**TEXTAUSZUG**
>>>

Laut Dr. Sven Hartmann, Fachbereichsleiter Pflanzenernährung und Biostimulanzien beim IVA, befindet sich der Düngemittelmarkt in einer nie da gewesenen Ausnahmesituation. „Die Preise für Düngemittel sind seit Mitte 2021 stark angestiegen und anhaltend hoch. Besonders betroffen sind Stickstoffdünger, bei denen Preissteigerungen bis zu 300 Prozent zu beobachten sind“, so der Experte. Auch Düngemittel mit Phosphat und Kali seien betroffen. Der Überfall Russlands auf das Nachbarland bringe außer riesigem Leid für die Menschen auch weitere Preisanstiege mit sich.

Neben der Preisexplosion machten aufgrund von Lieferengpässen bei Rohstoffen und gestörten Handels- und Lieferketten regional zunehmend auch die Verfügbarkeiten zu schaffen. Hartmann erklärte: „Viele Landwirte sind für die nun startende Saison noch nicht ausreichend mit Dünger eingedeckt – auch weil sie auf niedrigere Preise gehofft haben.”

Effiziente Düngung
wichtig wie nie

Marco Fleischmann, Vorsitzender des IVA-Fachbereichs Pflanzen­ernährung, betrachtete die Entwicklung auf den Rohstoffmärkten und deren Auswirkungen. „Seit dem dritten Quartal 2021 beobachten wir einen deutlichen Preis­anstieg bei Rohstoffen und Düngemitteln“, so Fleischmann. Der Kriegsausbruch habe die Situation verschärft. Schließlich sei die Region Russland, Ukraine, Belarus ein wichtiger Handelspartner im Düngemittel- und Agrarsektor für die Europäische Union.

<<<

**AUFGABE A**
Um wie viel Prozent sind die Preise für Stickstoffdünger laut dem Textauszug höchstens gestiegen?

[Datensatzzeilen]
>>>

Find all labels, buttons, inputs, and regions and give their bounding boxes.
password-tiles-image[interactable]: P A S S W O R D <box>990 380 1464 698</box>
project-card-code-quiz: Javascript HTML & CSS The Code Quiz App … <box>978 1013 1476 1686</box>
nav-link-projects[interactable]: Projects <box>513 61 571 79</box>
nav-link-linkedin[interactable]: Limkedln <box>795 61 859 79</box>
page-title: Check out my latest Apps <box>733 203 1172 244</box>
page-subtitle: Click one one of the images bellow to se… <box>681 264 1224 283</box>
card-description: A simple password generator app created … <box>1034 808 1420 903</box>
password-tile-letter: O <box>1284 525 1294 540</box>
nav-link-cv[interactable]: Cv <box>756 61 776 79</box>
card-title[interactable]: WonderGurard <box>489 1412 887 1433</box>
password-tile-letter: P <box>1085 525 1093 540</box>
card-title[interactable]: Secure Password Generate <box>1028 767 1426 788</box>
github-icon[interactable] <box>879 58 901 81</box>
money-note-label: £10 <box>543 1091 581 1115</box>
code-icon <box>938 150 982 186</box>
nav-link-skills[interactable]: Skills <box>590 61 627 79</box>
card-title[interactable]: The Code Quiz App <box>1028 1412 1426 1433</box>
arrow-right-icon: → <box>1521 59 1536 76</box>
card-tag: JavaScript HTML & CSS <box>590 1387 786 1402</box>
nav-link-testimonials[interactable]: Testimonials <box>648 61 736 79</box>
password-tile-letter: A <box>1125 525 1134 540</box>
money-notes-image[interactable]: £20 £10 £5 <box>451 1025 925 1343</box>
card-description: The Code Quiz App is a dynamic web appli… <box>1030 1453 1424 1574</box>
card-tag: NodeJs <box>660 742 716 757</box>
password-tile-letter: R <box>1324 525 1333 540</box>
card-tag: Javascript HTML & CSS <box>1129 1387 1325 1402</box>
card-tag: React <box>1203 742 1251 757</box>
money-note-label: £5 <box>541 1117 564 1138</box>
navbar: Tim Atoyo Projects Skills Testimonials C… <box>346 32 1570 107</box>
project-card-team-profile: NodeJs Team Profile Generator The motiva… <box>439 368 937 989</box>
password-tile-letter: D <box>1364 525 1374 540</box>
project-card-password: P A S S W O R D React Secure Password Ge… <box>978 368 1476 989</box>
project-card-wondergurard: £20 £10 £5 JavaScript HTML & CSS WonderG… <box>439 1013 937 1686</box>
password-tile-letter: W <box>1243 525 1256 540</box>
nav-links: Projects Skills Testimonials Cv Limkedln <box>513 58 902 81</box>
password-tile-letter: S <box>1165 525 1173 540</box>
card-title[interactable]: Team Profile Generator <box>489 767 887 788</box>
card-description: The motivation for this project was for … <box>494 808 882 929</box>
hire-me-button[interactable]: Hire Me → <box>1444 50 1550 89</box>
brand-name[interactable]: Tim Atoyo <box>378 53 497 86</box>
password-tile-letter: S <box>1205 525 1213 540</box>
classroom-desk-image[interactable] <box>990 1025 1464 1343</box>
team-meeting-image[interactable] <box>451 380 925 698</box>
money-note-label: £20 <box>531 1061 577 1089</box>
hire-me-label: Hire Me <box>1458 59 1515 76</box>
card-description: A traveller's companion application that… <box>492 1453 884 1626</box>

<<<

**AUFGABE B**
Schreibe die Zeilen der Auflistung ab, beginnend mit ihrer ersten Zeile und endend mit der Zeile, die „card-description: A simple“ enthält, beide eingeschlossen.

**ANTWORT A**
Um bis zu 300 Prozent.

**ANTWORT B**
Find all labels, buttons, inputs, and regions and give their bounding boxes.
password-tiles-image[interactable]: P A S S W O R D <box>990 380 1464 698</box>
project-card-code-quiz: Javascript HTML & CSS The Code Quiz App … <box>978 1013 1476 1686</box>
nav-link-projects[interactable]: Projects <box>513 61 571 79</box>
nav-link-linkedin[interactable]: Limkedln <box>795 61 859 79</box>
page-title: Check out my latest Apps <box>733 203 1172 244</box>
page-subtitle: Click one one of the images bellow to se… <box>681 264 1224 283</box>
card-description: A simple password generator app created … <box>1034 808 1420 903</box>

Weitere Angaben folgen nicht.